- _TASK DIRECTIONS_:
Take each line containing the word "zoom" and copy it.
─── DATA PROVIDED ───
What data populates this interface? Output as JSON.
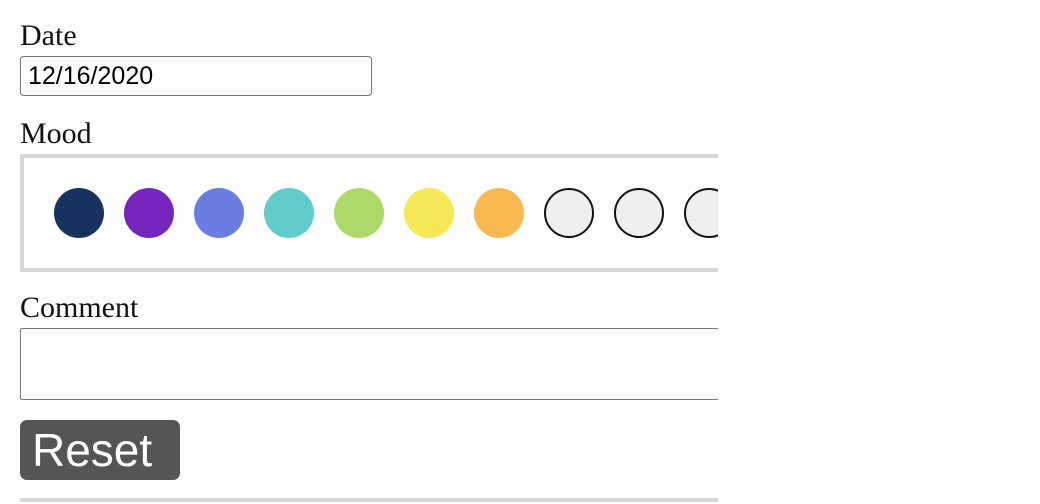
{
  "form": {
    "date_label": "Date",
    "date_value": "12/16/2020",
    "mood_label": "Mood",
    "comment_label": "Comment",
    "comment_value": "",
    "reset_label": "Reset"
  },
  "mood": {
    "swatches": [
      {
        "color": "#17325e",
        "state": "filled"
      },
      {
        "color": "#7527bd",
        "state": "filled"
      },
      {
        "color": "#6a7de0",
        "state": "filled"
      },
      {
        "color": "#60cccc",
        "state": "filled"
      },
      {
        "color": "#abda68",
        "state": "filled"
      },
      {
        "color": "#f6e857",
        "state": "filled"
      },
      {
        "color": "#f8b84f",
        "state": "filled"
      },
      {
        "color": "#efefef",
        "state": "empty"
      },
      {
        "color": "#efefef",
        "state": "empty"
      },
      {
        "color": "#efefef",
        "state": "empty"
      }
    ]
  }
}
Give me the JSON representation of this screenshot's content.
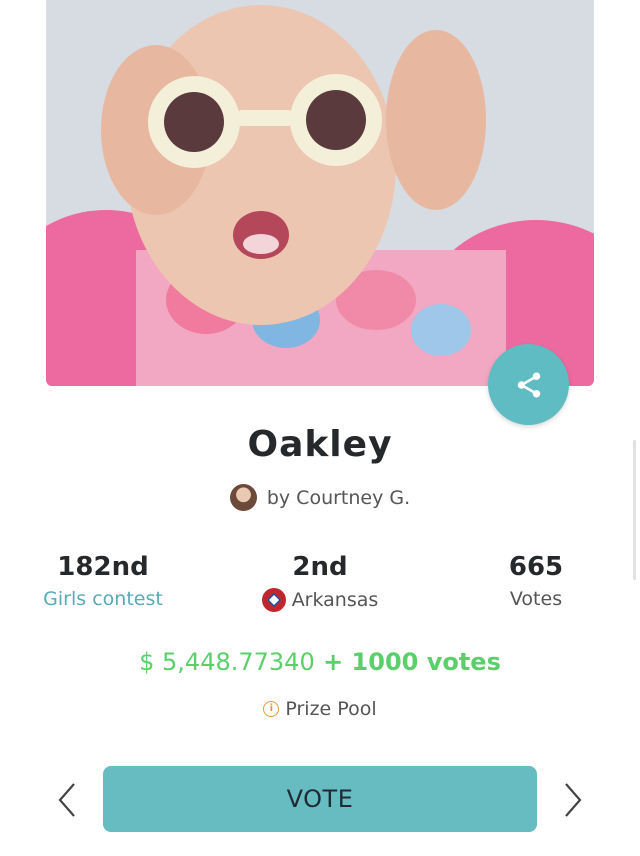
{
  "entry": {
    "name": "Oakley",
    "author": "by Courtney G."
  },
  "stats": {
    "contest_rank": "182nd",
    "contest_label": "Girls contest",
    "state_rank": "2nd",
    "state_label": "Arkansas",
    "votes_count": "665",
    "votes_label": "Votes"
  },
  "prize": {
    "amount": "$ 5,448.77340",
    "plus": " + ",
    "votes_bonus": "1000 votes",
    "pool_label": "Prize Pool"
  },
  "actions": {
    "vote_label": "VOTE"
  },
  "colors": {
    "accent": "#67bcc2",
    "prize_green": "#5bd06a"
  }
}
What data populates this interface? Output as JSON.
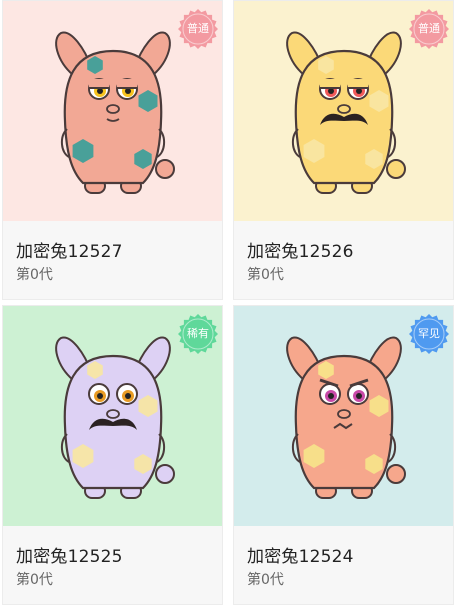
{
  "cards": [
    {
      "name": "加密兔12527",
      "generation": "第0代",
      "rarity": "普通",
      "colors": {
        "bg": "#fde7e3",
        "body": "#f2a895",
        "pattern": "#3f9f99",
        "badge": "#f39aa1",
        "eye": "#f7c31e"
      },
      "features": {
        "mustache": false,
        "expression": "sleepy"
      }
    },
    {
      "name": "加密兔12526",
      "generation": "第0代",
      "rarity": "普通",
      "colors": {
        "bg": "#fbf2cf",
        "body": "#fbd978",
        "pattern": "#f9e6a3",
        "badge": "#f39aa1",
        "eye": "#f05a5a"
      },
      "features": {
        "mustache": true,
        "expression": "sleepy"
      }
    },
    {
      "name": "加密兔12525",
      "generation": "第0代",
      "rarity": "稀有",
      "colors": {
        "bg": "#cdf1d3",
        "body": "#ddd1f4",
        "pattern": "#f7e6a4",
        "badge": "#5fd89a",
        "eye": "#e89b24"
      },
      "features": {
        "mustache": true,
        "expression": "surprised"
      }
    },
    {
      "name": "加密兔12524",
      "generation": "第0代",
      "rarity": "罕见",
      "colors": {
        "bg": "#d3ecec",
        "body": "#f6a78c",
        "pattern": "#f8e38a",
        "badge": "#4f9af0",
        "eye": "#c84aa8"
      },
      "features": {
        "mustache": false,
        "expression": "angry"
      }
    }
  ]
}
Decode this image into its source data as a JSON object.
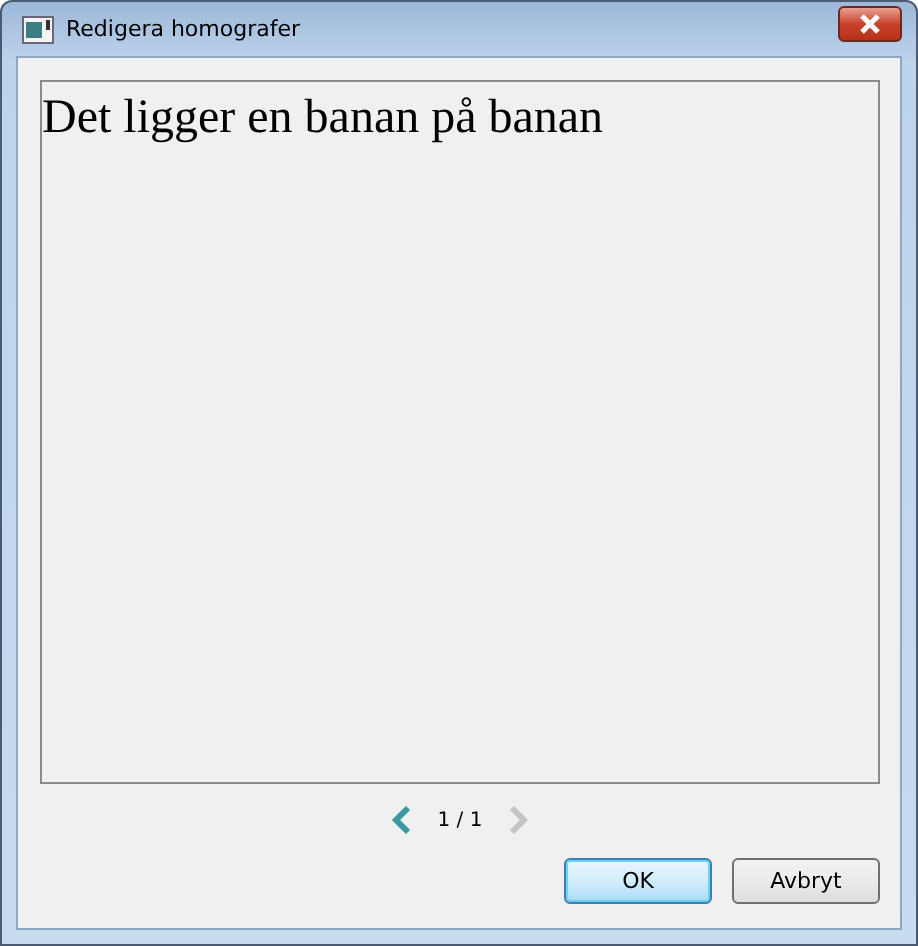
{
  "window": {
    "title": "Redigera homografer"
  },
  "editor": {
    "text": "Det ligger en banan på banan"
  },
  "pager": {
    "previous": {
      "disabled": false
    },
    "page": "1 / 1",
    "next": {
      "disabled": true
    }
  },
  "buttons": [
    {
      "label": "OK",
      "default": true
    },
    {
      "label": "Avbryt",
      "default": false
    }
  ]
}
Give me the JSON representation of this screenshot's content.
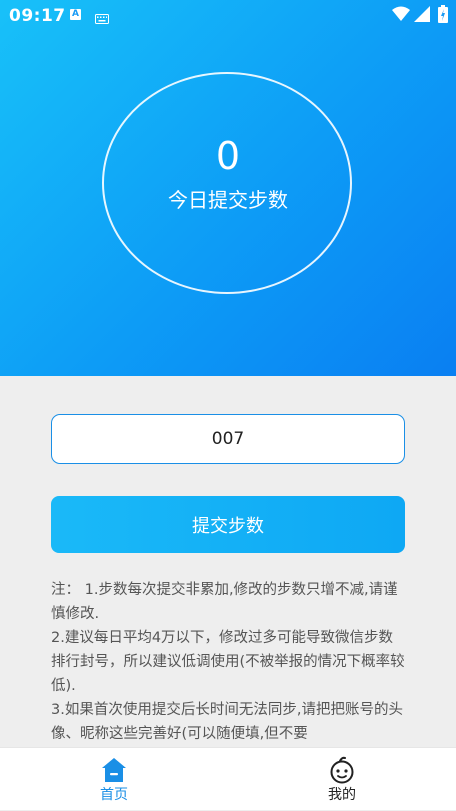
{
  "status_bar": {
    "time": "09:17",
    "a_icon_text": "A"
  },
  "hero": {
    "count_value": "0",
    "count_label": "今日提交步数"
  },
  "form": {
    "input_value": "007",
    "submit_label": "提交步数"
  },
  "notes": {
    "line1": "注： 1.步数每次提交非累加,修改的步数只增不减,请谨慎修改.",
    "line2": "2.建议每日平均4万以下，修改过多可能导致微信步数排行封号，所以建议低调使用(不被举报的情况下概率较低).",
    "line3": "3.如果首次使用提交后长时间无法同步,请把把账号的头像、昵称这些完善好(可以随便填,但不要"
  },
  "bottom_nav": {
    "home_label": "首页",
    "mine_label": "我的"
  },
  "colors": {
    "accent": "#1a8fe6",
    "hero_start": "#18c1f9",
    "hero_end": "#0a7ff2",
    "button": "#12b0f6"
  },
  "icons": {
    "home": "home-icon",
    "mine": "face-icon",
    "wifi": "wifi-icon",
    "signal": "signal-icon",
    "battery": "battery-icon",
    "keyboard": "keyboard-icon"
  }
}
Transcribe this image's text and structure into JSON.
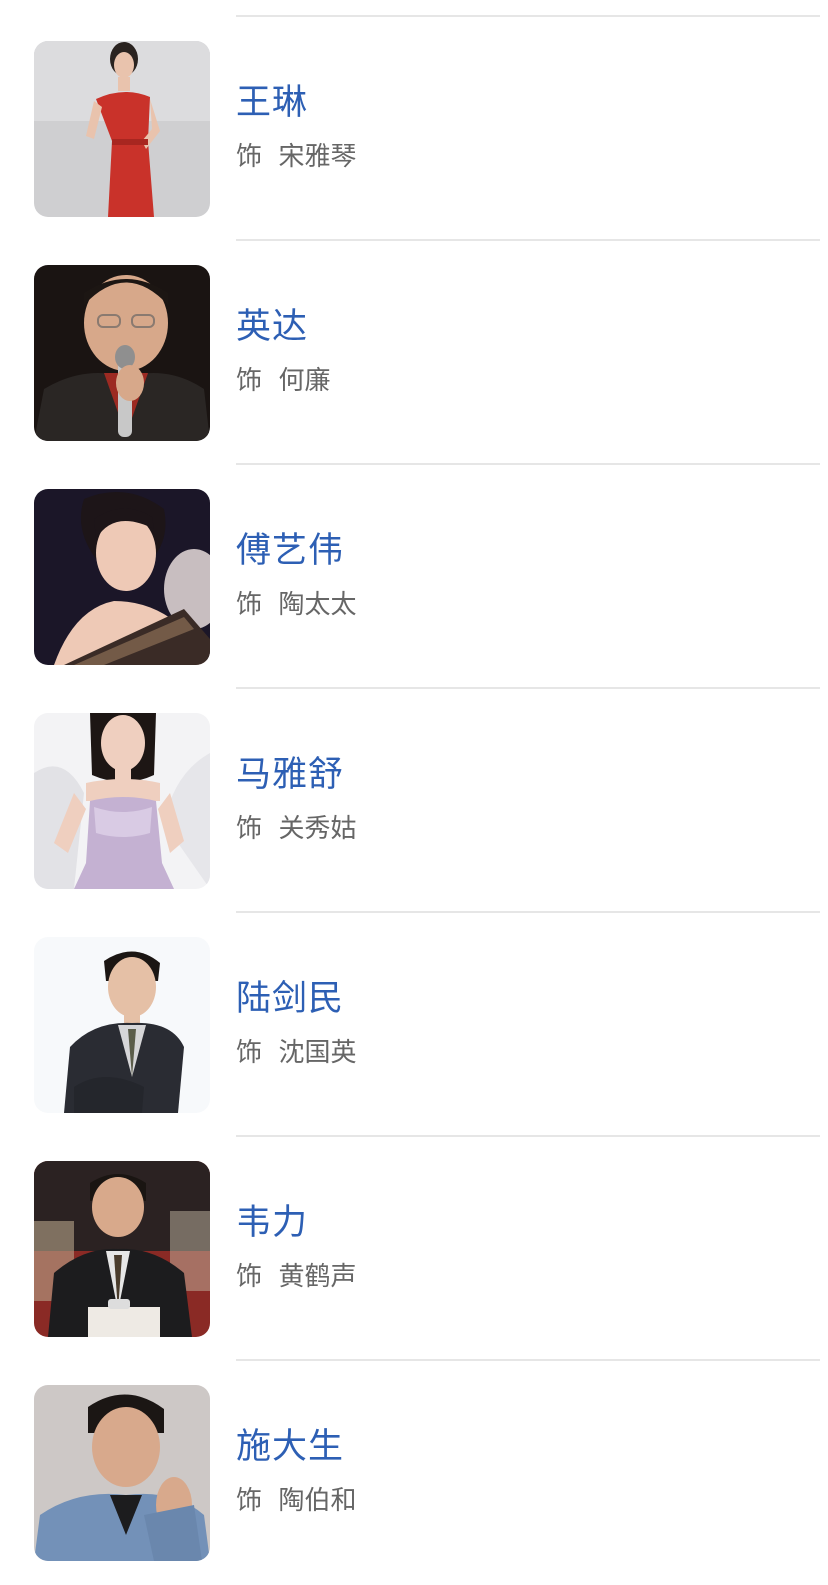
{
  "cast": [
    {
      "name": "王琳",
      "role_prefix": "饰",
      "role": "宋雅琴",
      "avatar": "portrait-woman-red-dress"
    },
    {
      "name": "英达",
      "role_prefix": "饰",
      "role": "何廉",
      "avatar": "portrait-man-microphone"
    },
    {
      "name": "傅艺伟",
      "role_prefix": "饰",
      "role": "陶太太",
      "avatar": "portrait-woman-dark-background"
    },
    {
      "name": "马雅舒",
      "role_prefix": "饰",
      "role": "关秀姑",
      "avatar": "portrait-woman-lavender-gown"
    },
    {
      "name": "陆剑民",
      "role_prefix": "饰",
      "role": "沈国英",
      "avatar": "portrait-man-dark-suit"
    },
    {
      "name": "韦力",
      "role_prefix": "饰",
      "role": "黄鹤声",
      "avatar": "portrait-man-press-conference"
    },
    {
      "name": "施大生",
      "role_prefix": "饰",
      "role": "陶伯和",
      "avatar": "portrait-man-denim-jacket"
    }
  ],
  "colors": {
    "name_link": "#2d5fb4",
    "role_text": "#666666",
    "divider": "#e6e6e6"
  }
}
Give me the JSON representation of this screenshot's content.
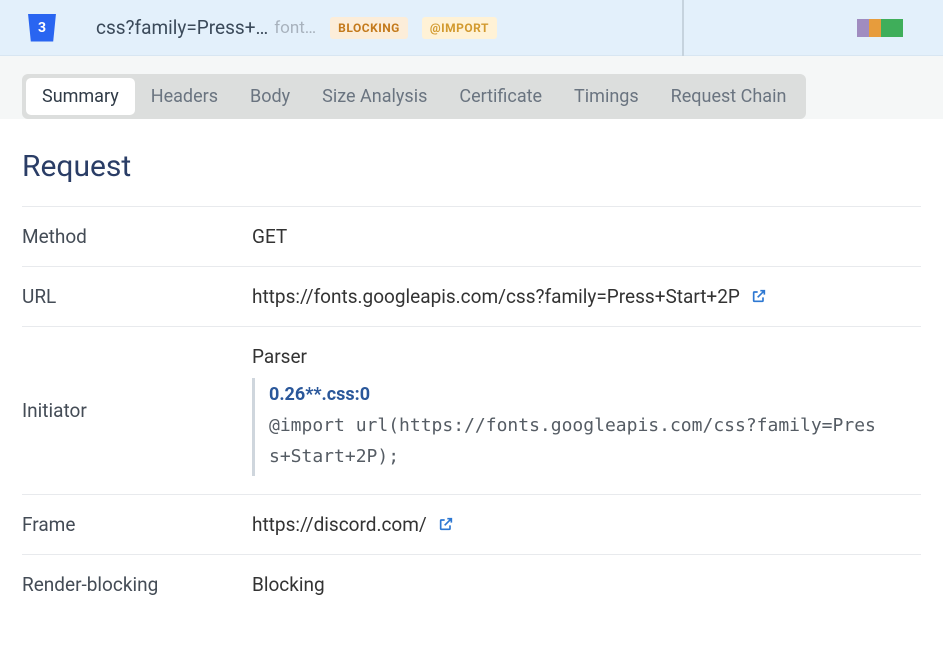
{
  "header": {
    "icon_letter": "3",
    "file_name": "css?family=Press+…",
    "domain_hint": "font…",
    "badges": {
      "blocking": "BLOCKING",
      "import": "@IMPORT"
    }
  },
  "tabs": [
    {
      "label": "Summary",
      "active": true
    },
    {
      "label": "Headers"
    },
    {
      "label": "Body"
    },
    {
      "label": "Size Analysis"
    },
    {
      "label": "Certificate"
    },
    {
      "label": "Timings"
    },
    {
      "label": "Request Chain"
    }
  ],
  "section": {
    "title": "Request"
  },
  "request": {
    "method": {
      "key": "Method",
      "value": "GET"
    },
    "url": {
      "key": "URL",
      "value": "https://fonts.googleapis.com/css?family=Press+Start+2P"
    },
    "initiator": {
      "key": "Initiator",
      "parser_label": "Parser",
      "source_link": "0.26**.css:0",
      "code": "@import url(https://fonts.googleapis.com/css?family=Press+Start+2P);"
    },
    "frame": {
      "key": "Frame",
      "value": "https://discord.com/"
    },
    "render_blocking": {
      "key": "Render-blocking",
      "value": "Blocking"
    }
  }
}
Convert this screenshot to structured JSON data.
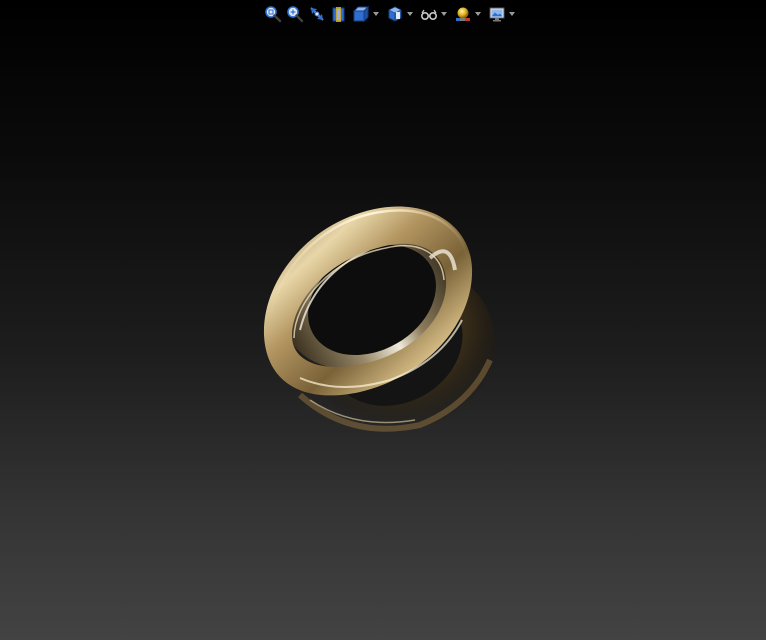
{
  "viewport": {
    "background_top": "#000000",
    "background_bottom": "#434343"
  },
  "toolbar": {
    "items": [
      {
        "icon": "zoom-to-fit-icon",
        "has_dropdown": false
      },
      {
        "icon": "zoom-to-area-icon",
        "has_dropdown": false
      },
      {
        "icon": "previous-view-icon",
        "has_dropdown": false
      },
      {
        "icon": "section-view-icon",
        "has_dropdown": false
      },
      {
        "icon": "view-orientation-icon",
        "has_dropdown": true
      },
      {
        "icon": "display-style-icon",
        "has_dropdown": true
      },
      {
        "icon": "hide-show-items-icon",
        "has_dropdown": true
      },
      {
        "icon": "edit-appearance-icon",
        "has_dropdown": true
      },
      {
        "icon": "apply-scene-icon",
        "has_dropdown": true
      }
    ],
    "icon_color": "#2f6fd0",
    "accent_color": "#e0b020"
  },
  "model": {
    "object": "ring",
    "material_color": "#b39661",
    "highlight_color": "#fff6dc",
    "shadow_color": "#3a2c16"
  }
}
───
- _RESPONSE_:
        "icon": "zoom-to-fit-icon",
        "icon": "zoom-to-area-icon",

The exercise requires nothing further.